→ **RECORDS FOR PROCESSING**
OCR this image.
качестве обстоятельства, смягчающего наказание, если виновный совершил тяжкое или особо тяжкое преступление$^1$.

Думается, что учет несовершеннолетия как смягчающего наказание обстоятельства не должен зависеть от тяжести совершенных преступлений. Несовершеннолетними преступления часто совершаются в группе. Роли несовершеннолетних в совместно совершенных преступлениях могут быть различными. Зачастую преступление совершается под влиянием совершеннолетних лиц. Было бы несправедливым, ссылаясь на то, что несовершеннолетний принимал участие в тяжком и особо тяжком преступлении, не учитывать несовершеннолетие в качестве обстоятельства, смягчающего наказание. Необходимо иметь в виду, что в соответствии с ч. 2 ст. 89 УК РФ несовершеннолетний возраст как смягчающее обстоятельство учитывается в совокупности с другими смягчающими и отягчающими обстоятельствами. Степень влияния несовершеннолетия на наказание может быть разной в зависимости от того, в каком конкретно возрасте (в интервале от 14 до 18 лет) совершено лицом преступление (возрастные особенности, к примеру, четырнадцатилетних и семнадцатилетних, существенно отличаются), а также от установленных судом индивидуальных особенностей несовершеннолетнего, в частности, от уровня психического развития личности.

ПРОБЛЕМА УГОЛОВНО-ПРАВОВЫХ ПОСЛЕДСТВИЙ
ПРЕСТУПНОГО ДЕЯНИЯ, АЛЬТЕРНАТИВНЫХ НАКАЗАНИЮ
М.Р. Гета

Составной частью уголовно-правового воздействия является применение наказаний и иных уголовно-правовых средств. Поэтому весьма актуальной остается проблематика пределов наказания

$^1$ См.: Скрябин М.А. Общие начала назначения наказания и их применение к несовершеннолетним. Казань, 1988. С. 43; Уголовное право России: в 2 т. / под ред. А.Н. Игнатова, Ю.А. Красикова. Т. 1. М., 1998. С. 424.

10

→ **STATED TASK**
Filter the records above for lines containing the word "наказания", and copy those lines.

→ **CORRECT ANSWER**
Составной частью уголовно-правового воздействия является применение наказаний и иных уголовно-правовых средств. Поэтому весьма актуальной остается проблематика пределов наказания
$^1$ См.: Скрябин М.А. Общие начала назначения наказания и их применение к несовершеннолетним. Казань, 1988. С. 43; Уголовное право России: в 2 т. / под ред. А.Н. Игнатова, Ю.А. Красикова. Т. 1. М., 1998. С. 424.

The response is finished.